▶ [Instruction]: Restate each line word for word. Leave out every picture.

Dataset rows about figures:
• • •

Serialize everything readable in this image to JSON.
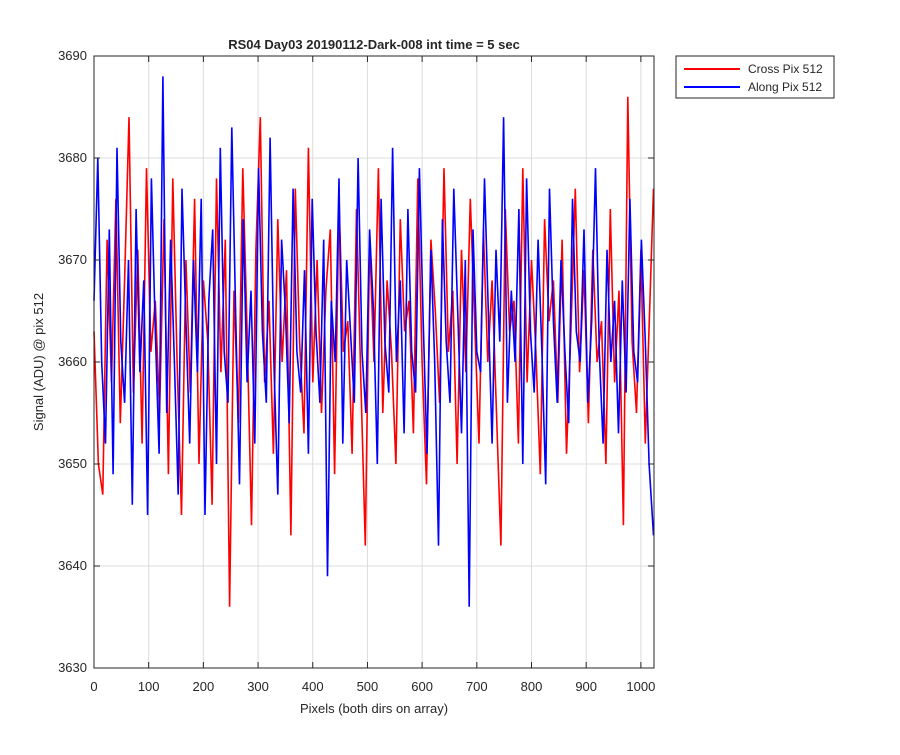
{
  "chart_data": {
    "type": "line",
    "title": "RS04 Day03 20190112-Dark-008 int time = 5 sec",
    "xlabel": "Pixels (both dirs on array)",
    "ylabel": "Signal (ADU) @ pix 512",
    "xlim": [
      0,
      1024
    ],
    "ylim": [
      3630,
      3690
    ],
    "xticks": [
      "0",
      "100",
      "200",
      "300",
      "400",
      "500",
      "600",
      "700",
      "800",
      "900",
      "1000"
    ],
    "yticks": [
      "3630",
      "3640",
      "3650",
      "3660",
      "3670",
      "3680",
      "3690"
    ],
    "grid": true,
    "legend_location": "outside-top-right",
    "series": [
      {
        "name": "Cross Pix 512",
        "color": "#ff0000",
        "x": [
          0,
          8,
          16,
          24,
          32,
          40,
          48,
          56,
          64,
          72,
          80,
          88,
          96,
          104,
          112,
          120,
          128,
          136,
          144,
          152,
          160,
          168,
          176,
          184,
          192,
          200,
          208,
          216,
          224,
          232,
          240,
          248,
          256,
          264,
          272,
          280,
          288,
          296,
          304,
          312,
          320,
          328,
          336,
          344,
          352,
          360,
          368,
          376,
          384,
          392,
          400,
          408,
          416,
          424,
          432,
          440,
          448,
          456,
          464,
          472,
          480,
          488,
          496,
          504,
          512,
          520,
          528,
          536,
          544,
          552,
          560,
          568,
          576,
          584,
          592,
          600,
          608,
          616,
          624,
          632,
          640,
          648,
          656,
          664,
          672,
          680,
          688,
          696,
          704,
          712,
          720,
          728,
          736,
          744,
          752,
          760,
          768,
          776,
          784,
          792,
          800,
          808,
          816,
          824,
          832,
          840,
          848,
          856,
          864,
          872,
          880,
          888,
          896,
          904,
          912,
          920,
          928,
          936,
          944,
          952,
          960,
          968,
          976,
          984,
          992,
          1000,
          1008,
          1016,
          1023
        ],
        "values": [
          3663,
          3650,
          3647,
          3672,
          3658,
          3676,
          3654,
          3668,
          3684,
          3657,
          3671,
          3652,
          3679,
          3661,
          3666,
          3655,
          3674,
          3649,
          3678,
          3660,
          3645,
          3670,
          3657,
          3676,
          3650,
          3668,
          3662,
          3646,
          3678,
          3659,
          3672,
          3636,
          3667,
          3654,
          3679,
          3663,
          3644,
          3671,
          3684,
          3658,
          3666,
          3651,
          3674,
          3660,
          3669,
          3643,
          3677,
          3662,
          3653,
          3681,
          3658,
          3670,
          3655,
          3667,
          3673,
          3649,
          3676,
          3661,
          3664,
          3651,
          3675,
          3658,
          3642,
          3672,
          3660,
          3679,
          3655,
          3668,
          3661,
          3650,
          3674,
          3663,
          3666,
          3653,
          3678,
          3660,
          3648,
          3672,
          3665,
          3656,
          3679,
          3661,
          3667,
          3650,
          3671,
          3659,
          3676,
          3664,
          3652,
          3673,
          3660,
          3668,
          3655,
          3642,
          3675,
          3663,
          3666,
          3652,
          3679,
          3658,
          3670,
          3661,
          3649,
          3674,
          3664,
          3668,
          3656,
          3672,
          3651,
          3663,
          3677,
          3659,
          3669,
          3654,
          3671,
          3660,
          3664,
          3650,
          3675,
          3658,
          3667,
          3644,
          3686,
          3662,
          3655,
          3671,
          3652,
          3665,
          3677
        ]
      },
      {
        "name": "Along Pix 512",
        "color": "#0000ff",
        "x": [
          0,
          7,
          14,
          21,
          28,
          35,
          42,
          49,
          56,
          63,
          70,
          77,
          84,
          91,
          98,
          105,
          112,
          119,
          126,
          133,
          140,
          147,
          154,
          161,
          168,
          175,
          182,
          189,
          196,
          203,
          210,
          217,
          224,
          231,
          238,
          245,
          252,
          259,
          266,
          273,
          280,
          287,
          294,
          301,
          308,
          315,
          322,
          329,
          336,
          343,
          350,
          357,
          364,
          371,
          378,
          385,
          392,
          399,
          406,
          413,
          420,
          427,
          434,
          441,
          448,
          455,
          462,
          469,
          476,
          483,
          490,
          497,
          504,
          511,
          518,
          525,
          532,
          539,
          546,
          553,
          560,
          567,
          574,
          581,
          588,
          595,
          602,
          609,
          616,
          623,
          630,
          637,
          644,
          651,
          658,
          665,
          672,
          679,
          686,
          693,
          700,
          707,
          714,
          721,
          728,
          735,
          742,
          749,
          756,
          763,
          770,
          777,
          784,
          791,
          798,
          805,
          812,
          819,
          826,
          833,
          840,
          847,
          854,
          861,
          868,
          875,
          882,
          889,
          896,
          903,
          910,
          917,
          924,
          931,
          938,
          945,
          952,
          959,
          966,
          973,
          980,
          987,
          994,
          1001,
          1008,
          1015,
          1023
        ],
        "values": [
          3666,
          3680,
          3660,
          3652,
          3673,
          3649,
          3681,
          3662,
          3656,
          3670,
          3646,
          3675,
          3659,
          3668,
          3645,
          3678,
          3663,
          3651,
          3688,
          3655,
          3672,
          3660,
          3647,
          3677,
          3664,
          3652,
          3670,
          3659,
          3676,
          3645,
          3666,
          3673,
          3650,
          3681,
          3661,
          3656,
          3683,
          3665,
          3648,
          3674,
          3658,
          3667,
          3652,
          3679,
          3663,
          3656,
          3682,
          3660,
          3647,
          3672,
          3665,
          3654,
          3677,
          3661,
          3657,
          3669,
          3651,
          3676,
          3663,
          3656,
          3672,
          3639,
          3666,
          3660,
          3678,
          3652,
          3670,
          3663,
          3656,
          3680,
          3661,
          3655,
          3673,
          3665,
          3650,
          3676,
          3662,
          3657,
          3681,
          3660,
          3668,
          3653,
          3675,
          3661,
          3657,
          3679,
          3664,
          3651,
          3671,
          3660,
          3642,
          3674,
          3662,
          3656,
          3677,
          3665,
          3653,
          3670,
          3636,
          3673,
          3661,
          3659,
          3678,
          3665,
          3652,
          3671,
          3662,
          3684,
          3656,
          3667,
          3660,
          3675,
          3650,
          3678,
          3663,
          3657,
          3672,
          3661,
          3648,
          3677,
          3664,
          3656,
          3670,
          3661,
          3654,
          3676,
          3663,
          3660,
          3673,
          3656,
          3664,
          3679,
          3661,
          3652,
          3671,
          3660,
          3666,
          3653,
          3668,
          3657,
          3676,
          3661,
          3658,
          3672,
          3662,
          3650,
          3643
        ]
      }
    ]
  }
}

• • •

▶ [Solution to this problem]:
Serialize everything readable in this image to JSON.
{
  "chart_data": {
    "type": "line",
    "title": "RS04 Day03 20190112-Dark-008 int time = 5 sec",
    "xlabel": "Pixels (both dirs on array)",
    "ylabel": "Signal (ADU) @ pix 512",
    "xlim": [
      0,
      1024
    ],
    "ylim": [
      3630,
      3690
    ],
    "xticks": [
      "0",
      "100",
      "200",
      "300",
      "400",
      "500",
      "600",
      "700",
      "800",
      "900",
      "1000"
    ],
    "yticks": [
      "3630",
      "3640",
      "3650",
      "3660",
      "3670",
      "3680",
      "3690"
    ],
    "grid": true,
    "legend_location": "outside-top-right",
    "series": [
      {
        "name": "Cross Pix 512",
        "color": "#ff0000",
        "x": [
          0,
          8,
          16,
          24,
          32,
          40,
          48,
          56,
          64,
          72,
          80,
          88,
          96,
          104,
          112,
          120,
          128,
          136,
          144,
          152,
          160,
          168,
          176,
          184,
          192,
          200,
          208,
          216,
          224,
          232,
          240,
          248,
          256,
          264,
          272,
          280,
          288,
          296,
          304,
          312,
          320,
          328,
          336,
          344,
          352,
          360,
          368,
          376,
          384,
          392,
          400,
          408,
          416,
          424,
          432,
          440,
          448,
          456,
          464,
          472,
          480,
          488,
          496,
          504,
          512,
          520,
          528,
          536,
          544,
          552,
          560,
          568,
          576,
          584,
          592,
          600,
          608,
          616,
          624,
          632,
          640,
          648,
          656,
          664,
          672,
          680,
          688,
          696,
          704,
          712,
          720,
          728,
          736,
          744,
          752,
          760,
          768,
          776,
          784,
          792,
          800,
          808,
          816,
          824,
          832,
          840,
          848,
          856,
          864,
          872,
          880,
          888,
          896,
          904,
          912,
          920,
          928,
          936,
          944,
          952,
          960,
          968,
          976,
          984,
          992,
          1000,
          1008,
          1016,
          1023
        ],
        "values": [
          3663,
          3650,
          3647,
          3672,
          3658,
          3676,
          3654,
          3668,
          3684,
          3657,
          3671,
          3652,
          3679,
          3661,
          3666,
          3655,
          3674,
          3649,
          3678,
          3660,
          3645,
          3670,
          3657,
          3676,
          3650,
          3668,
          3662,
          3646,
          3678,
          3659,
          3672,
          3636,
          3667,
          3654,
          3679,
          3663,
          3644,
          3671,
          3684,
          3658,
          3666,
          3651,
          3674,
          3660,
          3669,
          3643,
          3677,
          3662,
          3653,
          3681,
          3658,
          3670,
          3655,
          3667,
          3673,
          3649,
          3676,
          3661,
          3664,
          3651,
          3675,
          3658,
          3642,
          3672,
          3660,
          3679,
          3655,
          3668,
          3661,
          3650,
          3674,
          3663,
          3666,
          3653,
          3678,
          3660,
          3648,
          3672,
          3665,
          3656,
          3679,
          3661,
          3667,
          3650,
          3671,
          3659,
          3676,
          3664,
          3652,
          3673,
          3660,
          3668,
          3655,
          3642,
          3675,
          3663,
          3666,
          3652,
          3679,
          3658,
          3670,
          3661,
          3649,
          3674,
          3664,
          3668,
          3656,
          3672,
          3651,
          3663,
          3677,
          3659,
          3669,
          3654,
          3671,
          3660,
          3664,
          3650,
          3675,
          3658,
          3667,
          3644,
          3686,
          3662,
          3655,
          3671,
          3652,
          3665,
          3677
        ]
      },
      {
        "name": "Along Pix 512",
        "color": "#0000ff",
        "x": [
          0,
          7,
          14,
          21,
          28,
          35,
          42,
          49,
          56,
          63,
          70,
          77,
          84,
          91,
          98,
          105,
          112,
          119,
          126,
          133,
          140,
          147,
          154,
          161,
          168,
          175,
          182,
          189,
          196,
          203,
          210,
          217,
          224,
          231,
          238,
          245,
          252,
          259,
          266,
          273,
          280,
          287,
          294,
          301,
          308,
          315,
          322,
          329,
          336,
          343,
          350,
          357,
          364,
          371,
          378,
          385,
          392,
          399,
          406,
          413,
          420,
          427,
          434,
          441,
          448,
          455,
          462,
          469,
          476,
          483,
          490,
          497,
          504,
          511,
          518,
          525,
          532,
          539,
          546,
          553,
          560,
          567,
          574,
          581,
          588,
          595,
          602,
          609,
          616,
          623,
          630,
          637,
          644,
          651,
          658,
          665,
          672,
          679,
          686,
          693,
          700,
          707,
          714,
          721,
          728,
          735,
          742,
          749,
          756,
          763,
          770,
          777,
          784,
          791,
          798,
          805,
          812,
          819,
          826,
          833,
          840,
          847,
          854,
          861,
          868,
          875,
          882,
          889,
          896,
          903,
          910,
          917,
          924,
          931,
          938,
          945,
          952,
          959,
          966,
          973,
          980,
          987,
          994,
          1001,
          1008,
          1015,
          1023
        ],
        "values": [
          3666,
          3680,
          3660,
          3652,
          3673,
          3649,
          3681,
          3662,
          3656,
          3670,
          3646,
          3675,
          3659,
          3668,
          3645,
          3678,
          3663,
          3651,
          3688,
          3655,
          3672,
          3660,
          3647,
          3677,
          3664,
          3652,
          3670,
          3659,
          3676,
          3645,
          3666,
          3673,
          3650,
          3681,
          3661,
          3656,
          3683,
          3665,
          3648,
          3674,
          3658,
          3667,
          3652,
          3679,
          3663,
          3656,
          3682,
          3660,
          3647,
          3672,
          3665,
          3654,
          3677,
          3661,
          3657,
          3669,
          3651,
          3676,
          3663,
          3656,
          3672,
          3639,
          3666,
          3660,
          3678,
          3652,
          3670,
          3663,
          3656,
          3680,
          3661,
          3655,
          3673,
          3665,
          3650,
          3676,
          3662,
          3657,
          3681,
          3660,
          3668,
          3653,
          3675,
          3661,
          3657,
          3679,
          3664,
          3651,
          3671,
          3660,
          3642,
          3674,
          3662,
          3656,
          3677,
          3665,
          3653,
          3670,
          3636,
          3673,
          3661,
          3659,
          3678,
          3665,
          3652,
          3671,
          3662,
          3684,
          3656,
          3667,
          3660,
          3675,
          3650,
          3678,
          3663,
          3657,
          3672,
          3661,
          3648,
          3677,
          3664,
          3656,
          3670,
          3661,
          3654,
          3676,
          3663,
          3660,
          3673,
          3656,
          3664,
          3679,
          3661,
          3652,
          3671,
          3660,
          3666,
          3653,
          3668,
          3657,
          3676,
          3661,
          3658,
          3672,
          3662,
          3650,
          3643
        ]
      }
    ]
  }
}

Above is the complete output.